▶ [WORK TO COMPLETE] Scan the entries below and return each line that contains "Main".

Page transcription entries:
+++

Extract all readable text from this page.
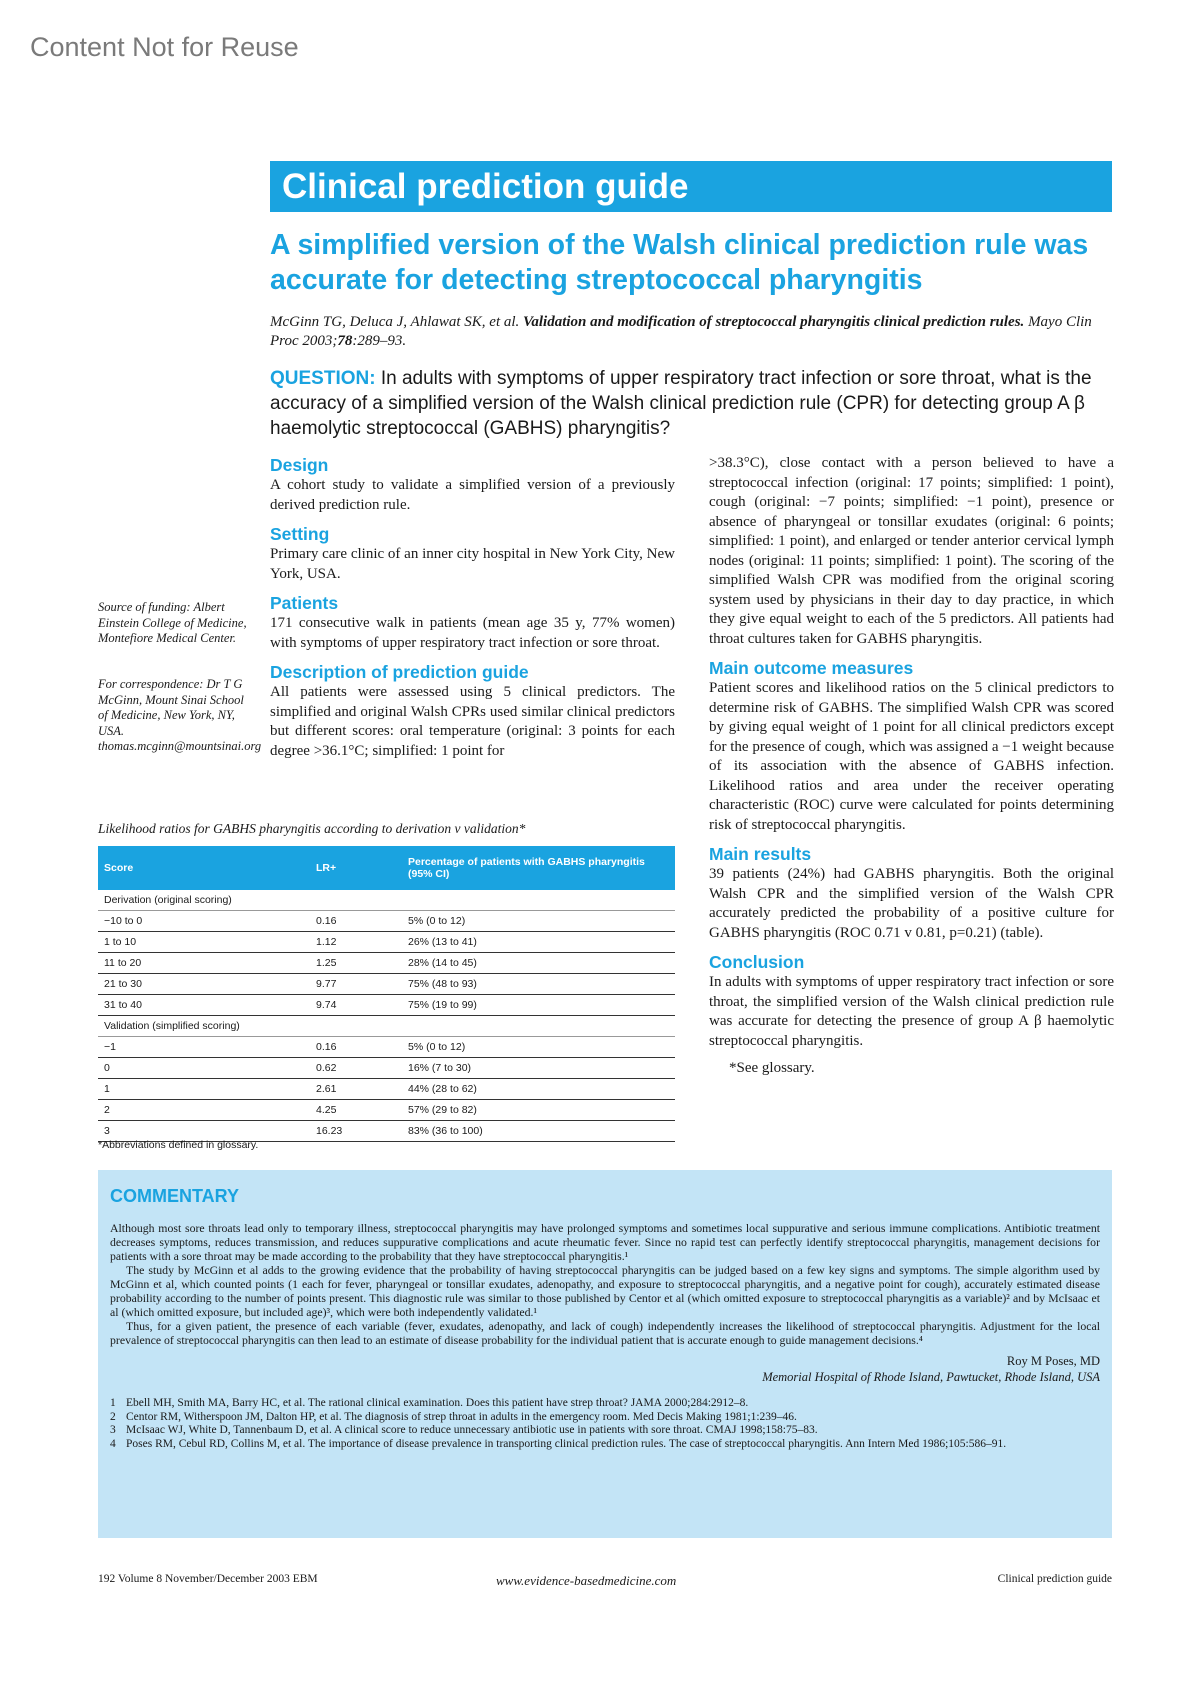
Content Not for Reuse
Clinical prediction guide
A simplified version of the Walsh clinical prediction rule was accurate for detecting streptococcal pharyngitis
McGinn TG, Deluca J, Ahlawat SK, et al. Validation and modification of streptococcal pharyngitis clinical prediction rules. Mayo Clin Proc 2003;78:289–93.
QUESTION: In adults with symptoms of upper respiratory tract infection or sore throat, what is the accuracy of a simplified version of the Walsh clinical prediction rule (CPR) for detecting group A β haemolytic streptococcal (GABHS) pharyngitis?
Source of funding: Albert Einstein College of Medicine, Montefiore Medical Center.
For correspondence: Dr T G McGinn, Mount Sinai School of Medicine, New York, NY, USA. thomas.mcginn@mountsinai.org
Design

A cohort study to validate a simplified version of a previously derived prediction rule.

Setting

Primary care clinic of an inner city hospital in New York City, New York, USA.

Patients

171 consecutive walk in patients (mean age 35 y, 77% women) with symptoms of upper respiratory tract infection or sore throat.

Description of prediction guide

All patients were assessed using 5 clinical predictors. The simplified and original Walsh CPRs used similar clinical predictors but different scores: oral temperature (original: 3 points for each degree >36.1°C; simplified: 1 point for

>38.3°C), close contact with a person believed to have a streptococcal infection (original: 17 points; simplified: 1 point), cough (original: −7 points; simplified: −1 point), presence or absence of pharyngeal or tonsillar exudates (original: 6 points; simplified: 1 point), and enlarged or tender anterior cervical lymph nodes (original: 11 points; simplified: 1 point). The scoring of the simplified Walsh CPR was modified from the original scoring system used by physicians in their day to day practice, in which they give equal weight to each of the 5 predictors. All patients had throat cultures taken for GABHS pharyngitis.

Main outcome measures

Patient scores and likelihood ratios on the 5 clinical predictors to determine risk of GABHS. The simplified Walsh CPR was scored by giving equal weight of 1 point for all clinical predictors except for the presence of cough, which was assigned a −1 weight because of its association with the absence of GABHS infection. Likelihood ratios and area under the receiver operating characteristic (ROC) curve were calculated for points determining risk of streptococcal pharyngitis.

Main results

39 patients (24%) had GABHS pharyngitis. Both the original Walsh CPR and the simplified version of the Walsh CPR accurately predicted the probability of a positive culture for GABHS pharyngitis (ROC 0.71 v 0.81, p=0.21) (table).

Conclusion

In adults with symptoms of upper respiratory tract infection or sore throat, the simplified version of the Walsh clinical prediction rule was accurate for detecting the presence of group A β haemolytic streptococcal pharyngitis.

*See glossary.

Likelihood ratios for GABHS pharyngitis according to derivation v validation*
Score	LR+	Percentage of patients with GABHS pharyngitis (95% CI)
Derivation (original scoring)		
−10 to 0	0.16	5% (0 to 12)
1 to 10	1.12	26% (13 to 41)
11 to 20	1.25	28% (14 to 45)
21 to 30	9.77	75% (48 to 93)
31 to 40	9.74	75% (19 to 99)
Validation (simplified scoring)		
−1	0.16	5% (0 to 12)
0	0.62	16% (7 to 30)
1	2.61	44% (28 to 62)
2	4.25	57% (29 to 82)
3	16.23	83% (36 to 100)
*Abbreviations defined in glossary.
COMMENTARY

Although most sore throats lead only to temporary illness, streptococcal pharyngitis may have prolonged symptoms and sometimes local suppurative and serious immune complications. Antibiotic treatment decreases symptoms, reduces transmission, and reduces suppurative complications and acute rheumatic fever. Since no rapid test can perfectly identify streptococcal pharyngitis, management decisions for patients with a sore throat may be made according to the probability that they have streptococcal pharyngitis.¹

The study by McGinn et al adds to the growing evidence that the probability of having streptococcal pharyngitis can be judged based on a few key signs and symptoms. The simple algorithm used by McGinn et al, which counted points (1 each for fever, pharyngeal or tonsillar exudates, adenopathy, and exposure to streptococcal pharyngitis, and a negative point for cough), accurately estimated disease probability according to the number of points present. This diagnostic rule was similar to those published by Centor et al (which omitted exposure to streptococcal pharyngitis as a variable)² and by McIsaac et al (which omitted exposure, but included age)³, which were both independently validated.¹

Thus, for a given patient, the presence of each variable (fever, exudates, adenopathy, and lack of cough) independently increases the likelihood of streptococcal pharyngitis. Adjustment for the local prevalence of streptococcal pharyngitis can then lead to an estimate of disease probability for the individual patient that is accurate enough to guide management decisions.⁴

Roy M Poses, MD
Memorial Hospital of Rhode Island, Pawtucket, Rhode Island, USA
1 Ebell MH, Smith MA, Barry HC, et al. The rational clinical examination. Does this patient have strep throat? JAMA 2000;284:2912–8.
2 Centor RM, Witherspoon JM, Dalton HP, et al. The diagnosis of strep throat in adults in the emergency room. Med Decis Making 1981;1:239–46.
3 McIsaac WJ, White D, Tannenbaum D, et al. A clinical score to reduce unnecessary antibiotic use in patients with sore throat. CMAJ 1998;158:75–83.
4 Poses RM, Cebul RD, Collins M, et al. The importance of disease prevalence in transporting clinical prediction rules. The case of streptococcal pharyngitis. Ann Intern Med 1986;105:586–91.
192 Volume 8 November/December 2003 EBM	www.evidence-basedmedicine.com	Clinical prediction guide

+++

▶ [TASK OUTPUT]
Main outcome measures
Main results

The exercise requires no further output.